===== Working data

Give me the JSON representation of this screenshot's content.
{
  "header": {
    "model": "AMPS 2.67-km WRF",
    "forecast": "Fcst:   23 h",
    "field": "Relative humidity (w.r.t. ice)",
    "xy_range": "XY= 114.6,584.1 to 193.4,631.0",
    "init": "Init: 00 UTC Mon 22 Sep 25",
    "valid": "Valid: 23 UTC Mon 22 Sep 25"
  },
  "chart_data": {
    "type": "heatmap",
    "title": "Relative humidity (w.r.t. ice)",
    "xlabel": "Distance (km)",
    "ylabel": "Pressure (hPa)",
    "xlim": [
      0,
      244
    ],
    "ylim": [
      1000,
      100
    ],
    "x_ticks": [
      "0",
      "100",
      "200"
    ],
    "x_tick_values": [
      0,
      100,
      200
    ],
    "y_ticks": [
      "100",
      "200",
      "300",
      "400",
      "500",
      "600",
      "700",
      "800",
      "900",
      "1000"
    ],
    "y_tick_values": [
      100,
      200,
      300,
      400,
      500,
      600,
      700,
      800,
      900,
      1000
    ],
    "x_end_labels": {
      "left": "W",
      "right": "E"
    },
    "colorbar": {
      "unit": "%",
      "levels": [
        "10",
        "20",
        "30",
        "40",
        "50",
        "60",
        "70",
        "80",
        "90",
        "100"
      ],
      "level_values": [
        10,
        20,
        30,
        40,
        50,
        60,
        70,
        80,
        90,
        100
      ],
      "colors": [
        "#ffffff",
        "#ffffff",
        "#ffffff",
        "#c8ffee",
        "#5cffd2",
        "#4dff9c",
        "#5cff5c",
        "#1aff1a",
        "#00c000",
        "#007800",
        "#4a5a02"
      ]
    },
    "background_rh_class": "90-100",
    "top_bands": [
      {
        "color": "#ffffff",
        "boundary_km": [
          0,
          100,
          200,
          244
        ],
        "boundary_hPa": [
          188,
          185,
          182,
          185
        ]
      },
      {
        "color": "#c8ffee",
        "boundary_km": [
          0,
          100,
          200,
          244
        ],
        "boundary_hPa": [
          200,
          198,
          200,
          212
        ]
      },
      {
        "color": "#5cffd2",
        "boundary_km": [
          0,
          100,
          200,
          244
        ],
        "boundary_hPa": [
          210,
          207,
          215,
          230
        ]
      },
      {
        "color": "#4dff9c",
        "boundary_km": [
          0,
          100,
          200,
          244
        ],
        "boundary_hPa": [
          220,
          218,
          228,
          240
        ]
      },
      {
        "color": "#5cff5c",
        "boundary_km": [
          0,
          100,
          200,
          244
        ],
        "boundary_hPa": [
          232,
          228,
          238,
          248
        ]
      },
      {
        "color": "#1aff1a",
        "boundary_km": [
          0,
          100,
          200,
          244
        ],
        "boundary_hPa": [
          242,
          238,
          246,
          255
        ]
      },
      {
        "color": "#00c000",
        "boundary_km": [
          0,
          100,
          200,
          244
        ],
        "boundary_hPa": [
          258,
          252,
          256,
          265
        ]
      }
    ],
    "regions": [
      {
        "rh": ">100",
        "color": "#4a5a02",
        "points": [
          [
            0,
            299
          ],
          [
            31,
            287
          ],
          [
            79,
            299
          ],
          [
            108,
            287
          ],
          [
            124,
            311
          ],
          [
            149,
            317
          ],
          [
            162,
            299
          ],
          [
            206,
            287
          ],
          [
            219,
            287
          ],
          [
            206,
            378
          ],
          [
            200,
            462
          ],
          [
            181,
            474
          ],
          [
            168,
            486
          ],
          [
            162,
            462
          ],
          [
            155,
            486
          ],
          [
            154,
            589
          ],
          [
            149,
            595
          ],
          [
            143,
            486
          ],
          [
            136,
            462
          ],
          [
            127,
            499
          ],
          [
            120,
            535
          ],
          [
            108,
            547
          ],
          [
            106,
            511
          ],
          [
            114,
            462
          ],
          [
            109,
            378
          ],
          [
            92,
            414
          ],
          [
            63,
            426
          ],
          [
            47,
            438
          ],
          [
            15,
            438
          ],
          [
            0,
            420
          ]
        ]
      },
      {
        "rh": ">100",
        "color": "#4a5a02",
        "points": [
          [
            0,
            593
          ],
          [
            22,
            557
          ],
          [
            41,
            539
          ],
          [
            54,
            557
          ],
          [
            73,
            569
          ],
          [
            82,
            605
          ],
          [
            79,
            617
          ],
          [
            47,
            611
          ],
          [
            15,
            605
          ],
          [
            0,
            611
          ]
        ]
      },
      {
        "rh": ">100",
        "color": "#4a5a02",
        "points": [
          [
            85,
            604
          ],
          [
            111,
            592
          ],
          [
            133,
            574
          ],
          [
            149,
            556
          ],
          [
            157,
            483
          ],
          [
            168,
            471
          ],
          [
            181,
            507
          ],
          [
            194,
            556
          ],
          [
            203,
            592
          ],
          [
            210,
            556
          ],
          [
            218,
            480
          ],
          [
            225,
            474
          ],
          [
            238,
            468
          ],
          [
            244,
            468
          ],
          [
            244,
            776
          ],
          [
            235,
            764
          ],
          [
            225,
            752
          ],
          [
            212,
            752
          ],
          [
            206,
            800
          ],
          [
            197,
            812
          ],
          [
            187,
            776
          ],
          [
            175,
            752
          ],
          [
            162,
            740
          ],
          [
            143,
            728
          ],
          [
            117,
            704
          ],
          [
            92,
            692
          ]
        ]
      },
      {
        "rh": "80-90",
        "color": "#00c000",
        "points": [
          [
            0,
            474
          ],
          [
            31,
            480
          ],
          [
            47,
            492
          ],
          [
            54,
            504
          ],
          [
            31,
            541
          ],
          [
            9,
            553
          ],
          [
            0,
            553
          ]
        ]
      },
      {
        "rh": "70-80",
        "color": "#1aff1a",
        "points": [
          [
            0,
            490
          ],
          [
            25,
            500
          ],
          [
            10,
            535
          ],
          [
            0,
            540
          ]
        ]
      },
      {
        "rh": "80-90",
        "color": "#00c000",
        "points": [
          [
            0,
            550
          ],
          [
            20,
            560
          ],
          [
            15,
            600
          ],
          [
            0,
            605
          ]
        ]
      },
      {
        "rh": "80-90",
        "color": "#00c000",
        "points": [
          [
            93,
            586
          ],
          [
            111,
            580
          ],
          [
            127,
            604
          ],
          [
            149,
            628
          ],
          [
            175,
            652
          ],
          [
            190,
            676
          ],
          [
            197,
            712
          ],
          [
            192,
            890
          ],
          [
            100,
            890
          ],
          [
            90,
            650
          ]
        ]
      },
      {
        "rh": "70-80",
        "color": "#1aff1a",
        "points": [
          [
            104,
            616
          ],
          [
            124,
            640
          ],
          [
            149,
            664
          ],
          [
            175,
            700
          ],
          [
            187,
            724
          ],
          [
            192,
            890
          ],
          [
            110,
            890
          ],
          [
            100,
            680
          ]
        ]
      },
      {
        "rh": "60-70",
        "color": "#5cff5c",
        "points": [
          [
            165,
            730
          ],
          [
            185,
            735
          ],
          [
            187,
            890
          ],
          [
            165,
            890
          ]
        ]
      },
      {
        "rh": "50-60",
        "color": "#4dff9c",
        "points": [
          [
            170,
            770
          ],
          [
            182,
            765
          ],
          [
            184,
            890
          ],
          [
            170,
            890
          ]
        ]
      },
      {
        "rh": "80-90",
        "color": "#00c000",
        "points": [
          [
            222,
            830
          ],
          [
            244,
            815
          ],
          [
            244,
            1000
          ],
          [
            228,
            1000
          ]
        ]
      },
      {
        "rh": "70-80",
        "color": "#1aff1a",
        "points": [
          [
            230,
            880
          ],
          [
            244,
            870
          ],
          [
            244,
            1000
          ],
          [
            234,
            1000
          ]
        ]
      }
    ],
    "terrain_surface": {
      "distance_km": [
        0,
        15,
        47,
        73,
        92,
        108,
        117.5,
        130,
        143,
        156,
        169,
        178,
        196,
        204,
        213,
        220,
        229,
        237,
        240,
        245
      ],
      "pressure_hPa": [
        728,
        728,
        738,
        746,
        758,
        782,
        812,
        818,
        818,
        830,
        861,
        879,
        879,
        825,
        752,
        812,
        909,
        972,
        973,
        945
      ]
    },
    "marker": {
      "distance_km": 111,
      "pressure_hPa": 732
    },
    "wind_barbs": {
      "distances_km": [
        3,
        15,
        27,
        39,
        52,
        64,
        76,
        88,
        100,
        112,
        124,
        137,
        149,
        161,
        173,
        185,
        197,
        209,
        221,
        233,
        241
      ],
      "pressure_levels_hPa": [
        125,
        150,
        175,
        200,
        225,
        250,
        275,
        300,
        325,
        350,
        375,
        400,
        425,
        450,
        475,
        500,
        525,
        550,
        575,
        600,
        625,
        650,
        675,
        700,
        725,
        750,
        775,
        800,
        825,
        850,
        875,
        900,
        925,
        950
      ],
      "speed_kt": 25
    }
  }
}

==========

» Given task
Tell how many lines above contain the word "Relative". Give the number alone.

» Correct output
2